◆ Your task:
Reproduce every entry in the listing without alteration.

◆ Material supplied:
— BEGIN —
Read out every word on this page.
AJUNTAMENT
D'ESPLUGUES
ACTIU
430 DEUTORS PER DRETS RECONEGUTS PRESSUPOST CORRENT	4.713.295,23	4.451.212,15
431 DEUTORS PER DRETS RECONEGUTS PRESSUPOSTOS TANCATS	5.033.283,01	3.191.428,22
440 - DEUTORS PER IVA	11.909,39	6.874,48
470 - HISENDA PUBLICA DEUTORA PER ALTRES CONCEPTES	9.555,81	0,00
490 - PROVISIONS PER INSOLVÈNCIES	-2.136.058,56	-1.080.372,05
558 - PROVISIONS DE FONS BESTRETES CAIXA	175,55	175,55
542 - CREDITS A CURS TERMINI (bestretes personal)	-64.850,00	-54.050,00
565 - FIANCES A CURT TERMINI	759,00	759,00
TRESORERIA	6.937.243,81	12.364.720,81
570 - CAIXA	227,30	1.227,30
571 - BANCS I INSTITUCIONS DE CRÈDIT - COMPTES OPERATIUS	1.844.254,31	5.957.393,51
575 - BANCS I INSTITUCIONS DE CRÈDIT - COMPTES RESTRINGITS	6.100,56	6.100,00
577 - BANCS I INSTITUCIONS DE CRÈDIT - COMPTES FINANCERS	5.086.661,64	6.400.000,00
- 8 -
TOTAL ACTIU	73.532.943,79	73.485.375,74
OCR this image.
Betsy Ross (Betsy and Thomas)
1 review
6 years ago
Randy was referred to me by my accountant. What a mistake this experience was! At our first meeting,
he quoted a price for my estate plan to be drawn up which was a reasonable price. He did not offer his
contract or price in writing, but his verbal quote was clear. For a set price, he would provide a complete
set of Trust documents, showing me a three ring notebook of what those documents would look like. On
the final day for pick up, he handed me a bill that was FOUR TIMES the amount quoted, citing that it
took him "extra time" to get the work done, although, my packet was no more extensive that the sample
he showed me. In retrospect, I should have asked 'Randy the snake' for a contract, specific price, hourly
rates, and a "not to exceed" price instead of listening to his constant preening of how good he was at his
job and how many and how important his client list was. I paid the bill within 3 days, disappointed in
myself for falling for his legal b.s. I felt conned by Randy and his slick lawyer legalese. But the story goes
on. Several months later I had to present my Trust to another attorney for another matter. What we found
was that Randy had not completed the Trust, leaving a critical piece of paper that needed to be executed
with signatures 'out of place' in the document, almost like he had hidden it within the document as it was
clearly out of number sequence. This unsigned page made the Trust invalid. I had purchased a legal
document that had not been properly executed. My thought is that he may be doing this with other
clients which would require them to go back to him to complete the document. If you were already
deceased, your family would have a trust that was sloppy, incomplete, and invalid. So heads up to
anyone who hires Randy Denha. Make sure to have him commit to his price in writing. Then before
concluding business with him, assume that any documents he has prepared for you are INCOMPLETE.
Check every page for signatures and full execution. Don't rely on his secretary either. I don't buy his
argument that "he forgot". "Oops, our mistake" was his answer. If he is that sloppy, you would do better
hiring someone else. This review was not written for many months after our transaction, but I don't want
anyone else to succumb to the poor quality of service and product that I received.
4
— END —
◆ Exercise response:
Read out every word on this page.
AJUNTAMENT
D'ESPLUGUES
ACTIU
430 DEUTORS PER DRETS RECONEGUTS PRESSUPOST CORRENT	4.713.295,23	4.451.212,15
431 DEUTORS PER DRETS RECONEGUTS PRESSUPOSTOS TANCATS	5.033.283,01	3.191.428,22
440 - DEUTORS PER IVA	11.909,39	6.874,48
470 - HISENDA PUBLICA DEUTORA PER ALTRES CONCEPTES	9.555,81	0,00
490 - PROVISIONS PER INSOLVÈNCIES	-2.136.058,56	-1.080.372,05
558 - PROVISIONS DE FONS BESTRETES CAIXA	175,55	175,55
542 - CREDITS A CURS TERMINI (bestretes personal)	-64.850,00	-54.050,00
565 - FIANCES A CURT TERMINI	759,00	759,00
TRESORERIA	6.937.243,81	12.364.720,81
570 - CAIXA	227,30	1.227,30
571 - BANCS I INSTITUCIONS DE CRÈDIT - COMPTES OPERATIUS	1.844.254,31	5.957.393,51
575 - BANCS I INSTITUCIONS DE CRÈDIT - COMPTES RESTRINGITS	6.100,56	6.100,00
577 - BANCS I INSTITUCIONS DE CRÈDIT - COMPTES FINANCERS	5.086.661,64	6.400.000,00
- 8 -
TOTAL ACTIU	73.532.943,79	73.485.375,74
OCR this image.
Betsy Ross (Betsy and Thomas)
1 review
6 years ago
Randy was referred to me by my accountant. What a mistake this experience was! At our first meeting,
he quoted a price for my estate plan to be drawn up which was a reasonable price. He did not offer his
contract or price in writing, but his verbal quote was clear. For a set price, he would provide a complete
set of Trust documents, showing me a three ring notebook of what those documents would look like. On
the final day for pick up, he handed me a bill that was FOUR TIMES the amount quoted, citing that it
took him "extra time" to get the work done, although, my packet was no more extensive that the sample
he showed me. In retrospect, I should have asked 'Randy the snake' for a contract, specific price, hourly
rates, and a "not to exceed" price instead of listening to his constant preening of how good he was at his
job and how many and how important his client list was. I paid the bill within 3 days, disappointed in
myself for falling for his legal b.s. I felt conned by Randy and his slick lawyer legalese. But the story goes
on. Several months later I had to present my Trust to another attorney for another matter. What we found
was that Randy had not completed the Trust, leaving a critical piece of paper that needed to be executed
with signatures 'out of place' in the document, almost like he had hidden it within the document as it was
clearly out of number sequence. This unsigned page made the Trust invalid. I had purchased a legal
document that had not been properly executed. My thought is that he may be doing this with other
clients which would require them to go back to him to complete the document. If you were already
deceased, your family would have a trust that was sloppy, incomplete, and invalid. So heads up to
anyone who hires Randy Denha. Make sure to have him commit to his price in writing. Then before
concluding business with him, assume that any documents he has prepared for you are INCOMPLETE.
Check every page for signatures and full execution. Don't rely on his secretary either. I don't buy his
argument that "he forgot". "Oops, our mistake" was his answer. If he is that sloppy, you would do better
hiring someone else. This review was not written for many months after our transaction, but I don't want
anyone else to succumb to the poor quality of service and product that I received.
4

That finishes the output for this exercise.